Extracted data entries
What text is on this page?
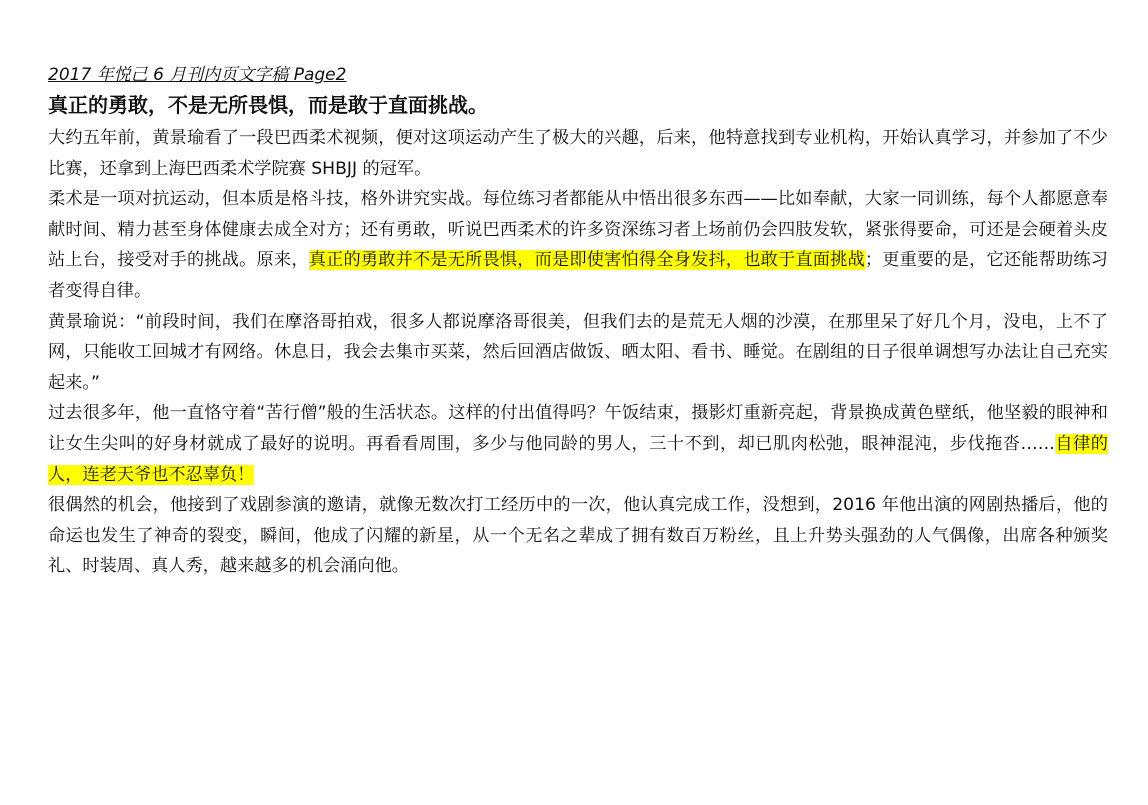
2017 年悦己 6 月刊内页文字稿 Page2
真正的勇敢，不是无所畏惧，而是敢于直面挑战。

大约五年前，黄景瑜看了一段巴西柔术视频，便对这项运动产生了极大的兴趣，后来，他特意找到专业机构，开始认真学习，并参加了不少比赛，还拿到上海巴西柔术学院赛 SHBJJ 的冠军。

柔术是一项对抗运动，但本质是格斗技，格外讲究实战。每位练习者都能从中悟出很多东西——比如奉献，大家一同训练，每个人都愿意奉献时间、精力甚至身体健康去成全对方；还有勇敢，听说巴西柔术的许多资深练习者上场前仍会四肢发软，紧张得要命，可还是会硬着头皮站上台，接受对手的挑战。原来，真正的勇敢并不是无所畏惧，而是即使害怕得全身发抖，也敢于直面挑战；更重要的是，它还能帮助练习者变得自律。

黄景瑜说：“前段时间，我们在摩洛哥拍戏，很多人都说摩洛哥很美，但我们去的是荒无人烟的沙漠，在那里呆了好几个月，没电，上不了网，只能收工回城才有网络。休息日，我会去集市买菜，然后回酒店做饭、晒太阳、看书、睡觉。在剧组的日子很单调想写办法让自己充实起来。”

过去很多年，他一直恪守着“苦行僧”般的生活状态。这样的付出值得吗？午饭结束，摄影灯重新亮起，背景换成黄色壁纸，他坚毅的眼神和让女生尖叫的好身材就成了最好的说明。再看看周围，多少与他同龄的男人，三十不到，却已肌肉松弛，眼神混沌，步伐拖沓……自律的人，连老天爷也不忍辜负！

很偶然的机会，他接到了戏剧参演的邀请，就像无数次打工经历中的一次，他认真完成工作，没想到，2016 年他出演的网剧热播后，他的命运也发生了神奇的裂变，瞬间，他成了闪耀的新星，从一个无名之辈成了拥有数百万粉丝，且上升势头强劲的人气偶像，出席各种颁奖礼、时装周、真人秀，越来越多的机会涌向他。
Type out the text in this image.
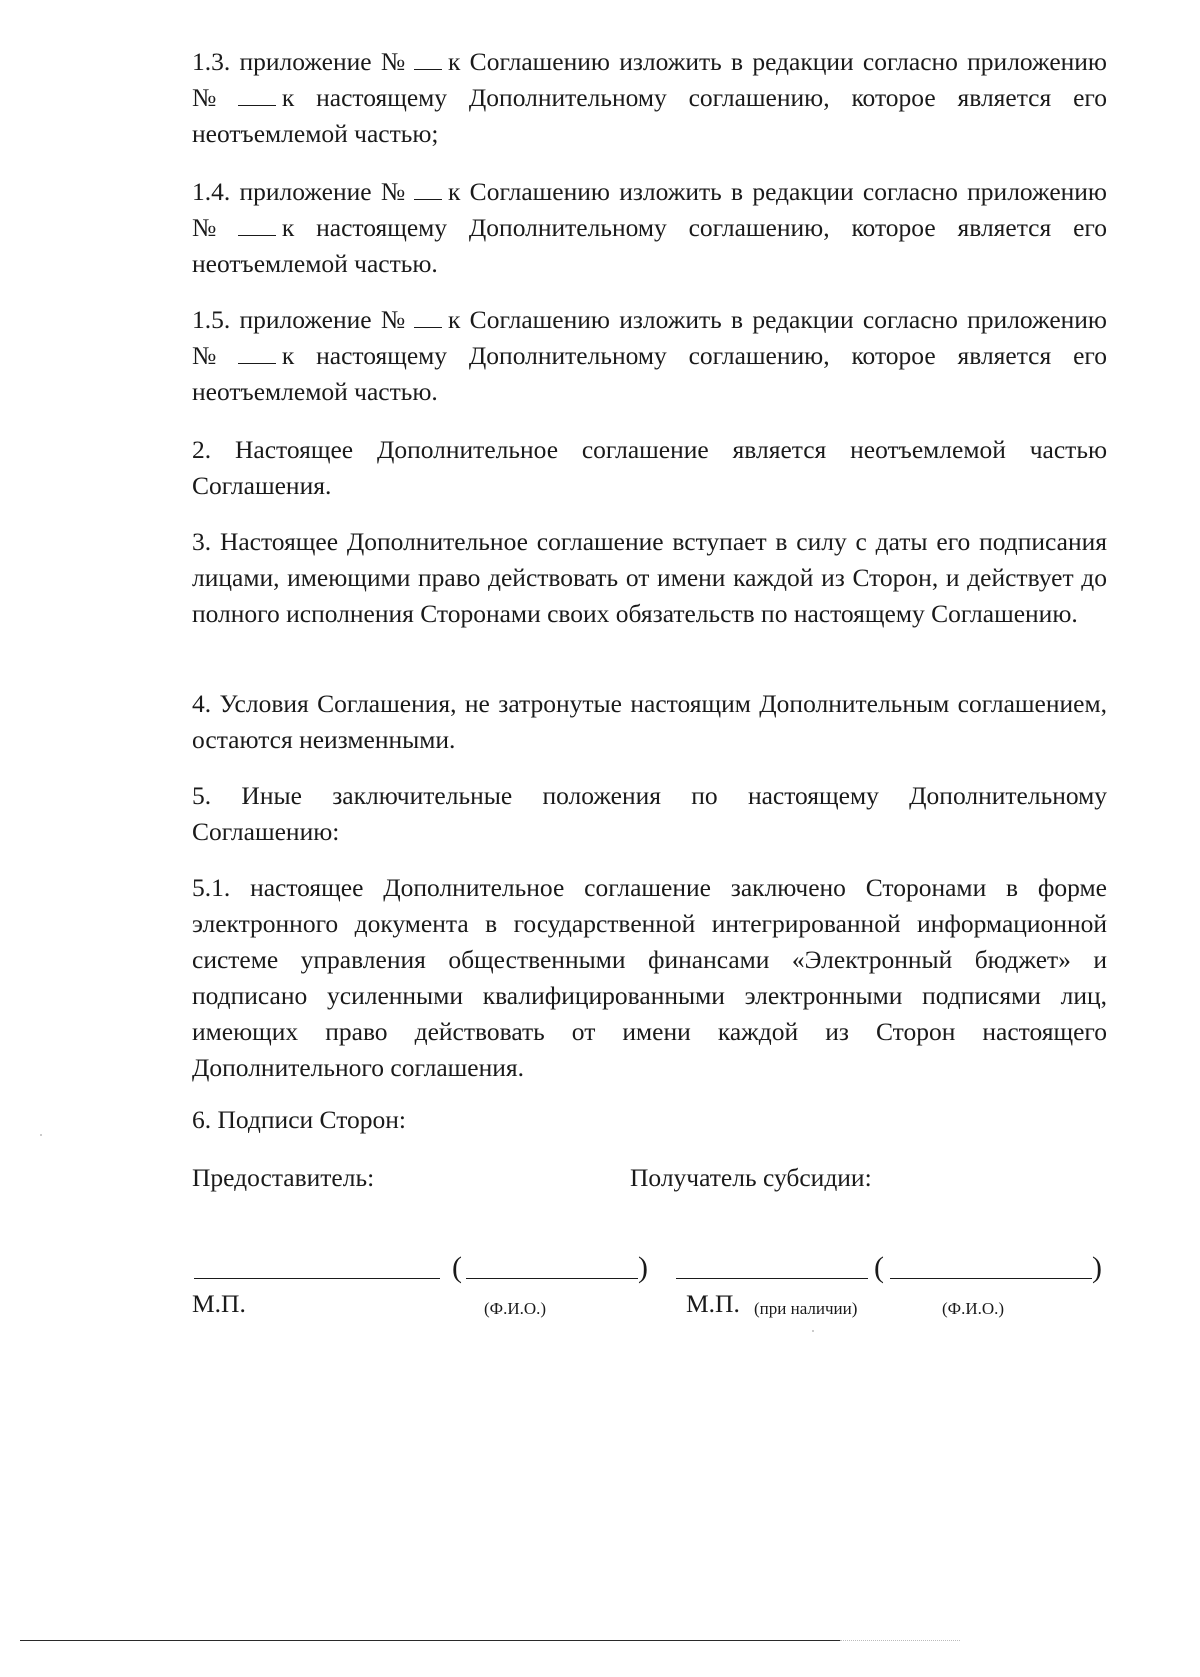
1.3. приложение № к Соглашению изложить в редакции согласно приложению № к настоящему Дополнительному соглашению, которое является его неотъемлемой частью;

1.4. приложение № к Соглашению изложить в редакции согласно приложению № к настоящему Дополнительному соглашению, которое является его неотъемлемой частью.

1.5. приложение № к Соглашению изложить в редакции согласно приложению № к настоящему Дополнительному соглашению, которое является его неотъемлемой частью.

2. Настоящее Дополнительное соглашение является неотъемлемой частью Соглашения.

3. Настоящее Дополнительное соглашение вступает в силу с даты его подписания лицами, имеющими право действовать от имени каждой из Сторон, и действует до полного исполнения Сторонами своих обязательств по настоящему Соглашению.

4. Условия Соглашения, не затронутые настоящим Дополнительным соглашением, остаются неизменными.

5. Иные заключительные положения по настоящему Дополнительному Соглашению:

5.1. настоящее Дополнительное соглашение заключено Сторонами в форме электронного документа в государственной интегрированной информационной системе управления общественными финансами «Электронный бюджет» и подписано усиленными квалифицированными электронными подписями лиц, имеющих право действовать от имени каждой из Сторон настоящего Дополнительного соглашения.

6. Подписи Сторон:

Предоставитель:	Получатель субсидии:

(	)	(	)

М.П.	(Ф.И.О.)	М.П. (при наличии)	(Ф.И.О.)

Instruction »
All of the entries above should be duplicated exactly, except for the pictures.

The answer »
What text is on this page?
2017 年悦己 6 月刊内页文字稿 Page2
真正的勇敢，不是无所畏惧，而是敢于直面挑战。

大约五年前，黄景瑜看了一段巴西柔术视频，便对这项运动产生了极大的兴趣，后来，他特意找到专业机构，开始认真学习，并参加了不少比赛，还拿到上海巴西柔术学院赛 SHBJJ 的冠军。

柔术是一项对抗运动，但本质是格斗技，格外讲究实战。每位练习者都能从中悟出很多东西——比如奉献，大家一同训练，每个人都愿意奉献时间、精力甚至身体健康去成全对方；还有勇敢，听说巴西柔术的许多资深练习者上场前仍会四肢发软，紧张得要命，可还是会硬着头皮站上台，接受对手的挑战。原来，真正的勇敢并不是无所畏惧，而是即使害怕得全身发抖，也敢于直面挑战；更重要的是，它还能帮助练习者变得自律。

黄景瑜说：“前段时间，我们在摩洛哥拍戏，很多人都说摩洛哥很美，但我们去的是荒无人烟的沙漠，在那里呆了好几个月，没电，上不了网，只能收工回城才有网络。休息日，我会去集市买菜，然后回酒店做饭、晒太阳、看书、睡觉。在剧组的日子很单调想写办法让自己充实起来。”

过去很多年，他一直恪守着“苦行僧”般的生活状态。这样的付出值得吗？午饭结束，摄影灯重新亮起，背景换成黄色壁纸，他坚毅的眼神和让女生尖叫的好身材就成了最好的说明。再看看周围，多少与他同龄的男人，三十不到，却已肌肉松弛，眼神混沌，步伐拖沓……自律的人，连老天爷也不忍辜负！

很偶然的机会，他接到了戏剧参演的邀请，就像无数次打工经历中的一次，他认真完成工作，没想到，2016 年他出演的网剧热播后，他的命运也发生了神奇的裂变，瞬间，他成了闪耀的新星，从一个无名之辈成了拥有数百万粉丝，且上升势头强劲的人气偶像，出席各种颁奖礼、时装周、真人秀，越来越多的机会涌向他。
Type out the text in this image.
1.3. приложение № к Соглашению изложить в редакции согласно приложению № к настоящему Дополнительному соглашению, которое является его неотъемлемой частью;

1.4. приложение № к Соглашению изложить в редакции согласно приложению № к настоящему Дополнительному соглашению, которое является его неотъемлемой частью.

1.5. приложение № к Соглашению изложить в редакции согласно приложению № к настоящему Дополнительному соглашению, которое является его неотъемлемой частью.

2. Настоящее Дополнительное соглашение является неотъемлемой частью Соглашения.

3. Настоящее Дополнительное соглашение вступает в силу с даты его подписания лицами, имеющими право действовать от имени каждой из Сторон, и действует до полного исполнения Сторонами своих обязательств по настоящему Соглашению.

4. Условия Соглашения, не затронутые настоящим Дополнительным соглашением, остаются неизменными.

5. Иные заключительные положения по настоящему Дополнительному Соглашению:

5.1. настоящее Дополнительное соглашение заключено Сторонами в форме электронного документа в государственной интегрированной информационной системе управления общественными финансами «Электронный бюджет» и подписано усиленными квалифицированными электронными подписями лиц, имеющих право действовать от имени каждой из Сторон настоящего Дополнительного соглашения.

6. Подписи Сторон:

Предоставитель:	Получатель субсидии:

(	)	(	)

М.П.	(Ф.И.О.)	М.П. (при наличии)	(Ф.И.О.)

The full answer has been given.